* **Consegna**
Ricopia per intero l'intervista sullo spettacolo "Io ci sarò", senza cambiare una parola né un segno di punteggiatura.
──────── Testo estratto ────────
– “Cerco di adeguarmi, vedo che anche i nonni oggi fanno la stessa cosa, non sono come una volta che rifiutano il cambiamento, ma hanno cercato di dominarlo, di farlo proprio. Io mi impegno, dico la verità, poi mi rendo conto che ci sono dei ragazzini di 10 anni e che dicono ‘ma che fa quel vecchio!?’, loro sono veramente di un’altra categoria perché ci sono nati con questa roba. Però io cerco di adeguarmi e di informarmi”.
– “Io ci sarò” rappresenta un ponte con vecchio spettacolo…
– “Sì perché questo spettacolo parte da dove era finito l’altro, dal racconto delle difficoltà che avevamo avuto io e mia moglie nel diventare genitori e con il percorso difficile della fecondazione assistita e ci troviamo qui adesso a considerare il fatto che abbiamo anche i nostri anni però, io ho 50 anni di differenza con mia figlia, non sono pochissimi, ci auguriamo comunque di essere abbastanza longevi da conoscere i nostri nipoti e di capire chi siamo per goderci quei momenti”.
– Con il suo precedente spettacolo era stato a Pescara due volte (la seconda a grande richiesta), due spettacoli ben riusciti in tutti sensi. Adesso torna in riva all’Adriatico con un nuovo spettacolo. Che serata si aspetta?
– “È sempre una scommessa quando si fa un nuovo spettacolo, specie se quello precedente è andato così bene, c’è sempre molta aspettativa da parte del pubblico, eravamo molto timorosi quando siamo partiti a novembre dell’anno scorso, però poi ci siamo accorti che il pubblico ha gradito, gli spettacoli che abbiamo fatto sono sempre stati pieni, delle belle serate, la gente si è divertita, le recensioni sono state positive. Siamo molto orgogliosi, devo dire la verità, credo che abbiamo messo in piedi uno spettacolo davvero molto bello, spero che il pubblico gradisca, poi il pubblico è l’ultimo giudice, il giudice finale, supremo e inconfutabile”.
──────── Dati da esaminare ────────
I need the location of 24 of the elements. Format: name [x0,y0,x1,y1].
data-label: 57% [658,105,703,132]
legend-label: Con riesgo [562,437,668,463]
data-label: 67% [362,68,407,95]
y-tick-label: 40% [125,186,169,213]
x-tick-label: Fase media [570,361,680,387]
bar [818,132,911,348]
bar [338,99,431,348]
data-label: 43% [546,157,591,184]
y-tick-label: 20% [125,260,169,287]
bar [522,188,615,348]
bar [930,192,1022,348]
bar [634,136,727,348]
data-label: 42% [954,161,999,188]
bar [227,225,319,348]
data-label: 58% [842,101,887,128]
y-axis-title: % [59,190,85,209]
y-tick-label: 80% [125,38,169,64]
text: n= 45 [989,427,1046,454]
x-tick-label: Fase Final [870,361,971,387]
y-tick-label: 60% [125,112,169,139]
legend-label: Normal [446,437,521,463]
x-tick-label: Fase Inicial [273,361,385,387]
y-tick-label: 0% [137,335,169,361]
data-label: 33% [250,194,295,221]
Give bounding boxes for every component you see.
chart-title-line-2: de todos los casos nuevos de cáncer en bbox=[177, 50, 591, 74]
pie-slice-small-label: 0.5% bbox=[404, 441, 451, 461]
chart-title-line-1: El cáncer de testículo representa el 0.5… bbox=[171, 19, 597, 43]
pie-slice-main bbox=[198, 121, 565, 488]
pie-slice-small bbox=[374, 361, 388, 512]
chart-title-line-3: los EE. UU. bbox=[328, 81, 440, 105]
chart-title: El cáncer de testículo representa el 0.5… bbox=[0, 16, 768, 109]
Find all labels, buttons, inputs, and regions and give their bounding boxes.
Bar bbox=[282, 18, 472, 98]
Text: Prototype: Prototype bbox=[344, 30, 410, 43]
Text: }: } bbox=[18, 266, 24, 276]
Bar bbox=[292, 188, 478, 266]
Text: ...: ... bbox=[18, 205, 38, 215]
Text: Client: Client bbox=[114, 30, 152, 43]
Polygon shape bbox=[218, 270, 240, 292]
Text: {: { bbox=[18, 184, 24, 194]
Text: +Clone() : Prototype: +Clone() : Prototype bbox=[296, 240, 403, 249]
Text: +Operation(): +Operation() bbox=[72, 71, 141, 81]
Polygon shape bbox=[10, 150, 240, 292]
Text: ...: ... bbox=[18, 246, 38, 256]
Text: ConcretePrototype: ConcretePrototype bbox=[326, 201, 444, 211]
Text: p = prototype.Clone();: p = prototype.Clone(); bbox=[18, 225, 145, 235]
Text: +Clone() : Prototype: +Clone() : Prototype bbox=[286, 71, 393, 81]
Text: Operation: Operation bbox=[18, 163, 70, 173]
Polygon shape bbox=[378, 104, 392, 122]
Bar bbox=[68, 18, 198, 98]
────────
* **La tua soluzione**
– “Cerco di adeguarmi, vedo che anche i nonni oggi fanno la stessa cosa, non sono come una volta che rifiutano il cambiamento, ma hanno cercato di dominarlo, di farlo proprio. Io mi impegno, dico la verità, poi mi rendo conto che ci sono dei ragazzini di 10 anni e che dicono ‘ma che fa quel vecchio!?’, loro sono veramente di un’altra categoria perché ci sono nati con questa roba. Però io cerco di adeguarmi e di informarmi”.
– “Io ci sarò” rappresenta un ponte con vecchio spettacolo…
– “Sì perché questo spettacolo parte da dove era finito l’altro, dal racconto delle difficoltà che avevamo avuto io e mia moglie nel diventare genitori e con il percorso difficile della fecondazione assistita e ci troviamo qui adesso a considerare il fatto che abbiamo anche i nostri anni però, io ho 50 anni di differenza con mia figlia, non sono pochissimi, ci auguriamo comunque di essere abbastanza longevi da conoscere i nostri nipoti e di capire chi siamo per goderci quei momenti”.
– Con il suo precedente spettacolo era stato a Pescara due volte (la seconda a grande richiesta), due spettacoli ben riusciti in tutti sensi. Adesso torna in riva all’Adriatico con un nuovo spettacolo. Che serata si aspetta?
– “È sempre una scommessa quando si fa un nuovo spettacolo, specie se quello precedente è andato così bene, c’è sempre molta aspettativa da parte del pubblico, eravamo molto timorosi quando siamo partiti a novembre dell’anno scorso, però poi ci siamo accorti che il pubblico ha gradito, gli spettacoli che abbiamo fatto sono sempre stati pieni, delle belle serate, la gente si è divertita, le recensioni sono state positive. Siamo molto orgogliosi, devo dire la verità, credo che abbiamo messo in piedi uno spettacolo davvero molto bello, spero che il pubblico gradisca, poi il pubblico è l’ultimo giudice, il giudice finale, supremo e inconfutabile”.